>> begin

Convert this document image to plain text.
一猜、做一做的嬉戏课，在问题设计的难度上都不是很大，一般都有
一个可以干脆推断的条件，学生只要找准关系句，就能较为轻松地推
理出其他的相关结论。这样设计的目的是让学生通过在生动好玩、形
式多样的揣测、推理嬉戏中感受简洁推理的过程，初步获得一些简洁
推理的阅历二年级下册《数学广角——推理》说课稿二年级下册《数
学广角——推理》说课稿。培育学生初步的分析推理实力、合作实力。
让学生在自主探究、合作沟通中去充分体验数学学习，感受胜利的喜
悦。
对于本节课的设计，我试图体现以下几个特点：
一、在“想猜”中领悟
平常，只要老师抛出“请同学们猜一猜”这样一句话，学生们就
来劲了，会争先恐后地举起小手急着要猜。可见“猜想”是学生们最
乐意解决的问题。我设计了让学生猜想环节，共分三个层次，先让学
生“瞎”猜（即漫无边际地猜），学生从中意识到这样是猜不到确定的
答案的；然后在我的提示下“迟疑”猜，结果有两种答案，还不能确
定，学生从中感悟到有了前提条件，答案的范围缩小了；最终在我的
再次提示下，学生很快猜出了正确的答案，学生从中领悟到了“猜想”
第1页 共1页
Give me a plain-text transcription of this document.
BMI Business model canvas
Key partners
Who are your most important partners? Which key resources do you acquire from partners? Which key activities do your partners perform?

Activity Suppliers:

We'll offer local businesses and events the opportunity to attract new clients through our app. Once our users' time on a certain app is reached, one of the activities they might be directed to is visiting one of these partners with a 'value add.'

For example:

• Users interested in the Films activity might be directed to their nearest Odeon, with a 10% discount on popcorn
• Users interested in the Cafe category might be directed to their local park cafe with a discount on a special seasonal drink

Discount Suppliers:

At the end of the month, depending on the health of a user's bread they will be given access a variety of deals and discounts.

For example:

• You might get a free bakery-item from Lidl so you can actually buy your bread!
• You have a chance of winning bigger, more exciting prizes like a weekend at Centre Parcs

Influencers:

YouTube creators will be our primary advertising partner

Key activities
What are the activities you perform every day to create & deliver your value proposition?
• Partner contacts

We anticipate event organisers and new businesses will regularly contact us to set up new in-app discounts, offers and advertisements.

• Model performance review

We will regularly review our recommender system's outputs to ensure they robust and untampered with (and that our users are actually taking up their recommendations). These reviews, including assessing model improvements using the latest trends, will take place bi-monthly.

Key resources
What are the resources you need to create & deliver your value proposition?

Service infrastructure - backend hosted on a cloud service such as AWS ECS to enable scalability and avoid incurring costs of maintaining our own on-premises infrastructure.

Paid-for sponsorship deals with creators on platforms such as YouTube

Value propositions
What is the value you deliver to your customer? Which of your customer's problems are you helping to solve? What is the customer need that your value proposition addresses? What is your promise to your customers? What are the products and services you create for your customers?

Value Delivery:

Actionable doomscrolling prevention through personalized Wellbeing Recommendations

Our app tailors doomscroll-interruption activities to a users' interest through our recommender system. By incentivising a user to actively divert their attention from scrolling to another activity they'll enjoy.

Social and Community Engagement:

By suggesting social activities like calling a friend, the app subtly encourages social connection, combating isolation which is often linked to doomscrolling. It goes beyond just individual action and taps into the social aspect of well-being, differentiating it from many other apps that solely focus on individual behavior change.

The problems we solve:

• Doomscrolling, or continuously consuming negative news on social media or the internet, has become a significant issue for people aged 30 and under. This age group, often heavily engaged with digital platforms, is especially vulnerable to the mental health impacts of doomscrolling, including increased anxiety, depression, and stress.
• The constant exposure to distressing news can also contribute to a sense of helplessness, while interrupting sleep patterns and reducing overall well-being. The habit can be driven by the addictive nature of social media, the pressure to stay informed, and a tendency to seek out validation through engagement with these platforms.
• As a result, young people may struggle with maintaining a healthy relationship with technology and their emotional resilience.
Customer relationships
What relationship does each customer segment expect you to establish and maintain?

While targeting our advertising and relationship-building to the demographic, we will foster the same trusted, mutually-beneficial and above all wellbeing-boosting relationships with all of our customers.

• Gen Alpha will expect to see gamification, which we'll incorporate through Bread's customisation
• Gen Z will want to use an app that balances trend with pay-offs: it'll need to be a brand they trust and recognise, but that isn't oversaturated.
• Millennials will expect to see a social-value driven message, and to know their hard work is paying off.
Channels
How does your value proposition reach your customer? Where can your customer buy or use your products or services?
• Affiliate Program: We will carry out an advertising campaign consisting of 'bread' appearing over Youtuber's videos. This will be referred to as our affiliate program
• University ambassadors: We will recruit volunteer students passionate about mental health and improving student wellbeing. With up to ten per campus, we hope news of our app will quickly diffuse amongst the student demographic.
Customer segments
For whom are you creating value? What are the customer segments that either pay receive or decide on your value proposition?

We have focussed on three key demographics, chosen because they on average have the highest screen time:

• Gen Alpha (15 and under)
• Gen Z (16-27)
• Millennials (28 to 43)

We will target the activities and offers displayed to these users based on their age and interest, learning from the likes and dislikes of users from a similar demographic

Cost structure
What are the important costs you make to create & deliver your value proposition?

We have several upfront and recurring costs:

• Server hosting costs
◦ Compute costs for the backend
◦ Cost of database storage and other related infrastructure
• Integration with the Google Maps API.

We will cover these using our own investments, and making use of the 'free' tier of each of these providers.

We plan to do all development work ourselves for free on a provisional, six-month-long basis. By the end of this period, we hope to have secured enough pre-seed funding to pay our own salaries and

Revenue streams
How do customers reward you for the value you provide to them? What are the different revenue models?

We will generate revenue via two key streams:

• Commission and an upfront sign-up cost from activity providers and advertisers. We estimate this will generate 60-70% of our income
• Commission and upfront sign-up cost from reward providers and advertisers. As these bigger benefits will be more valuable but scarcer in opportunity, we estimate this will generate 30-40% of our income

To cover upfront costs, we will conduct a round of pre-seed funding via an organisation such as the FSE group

>> end

Written task -> Track down every line of the material containing the string "their", and copy it.

Completed exercise ->
• Users interested in the Films activity might be directed to their nearest Odeon, with a 10% discount on popcorn
• Users interested in the Cafe category might be directed to their local park cafe with a discount on a special seasonal drink
We will regularly review our recommender system's outputs to ensure they robust and untampered with (and that our users are actually taking up their recommendations). These reviews, including assessing model improvements using the latest trends, will take place bi-monthly.
Our app tailors doomscroll-interruption activities to a users' interest through our recommender system. By incentivising a user to actively divert their attention from scrolling to another activity they'll enjoy.
• As a result, young people may struggle with maintaining a healthy relationship with technology and their emotional resilience.
• Millennials will expect to see a social-value driven message, and to know their hard work is paying off.
We will target the activities and offers displayed to these users based on their age and interest, learning from the likes and dislikes of users from a similar demographic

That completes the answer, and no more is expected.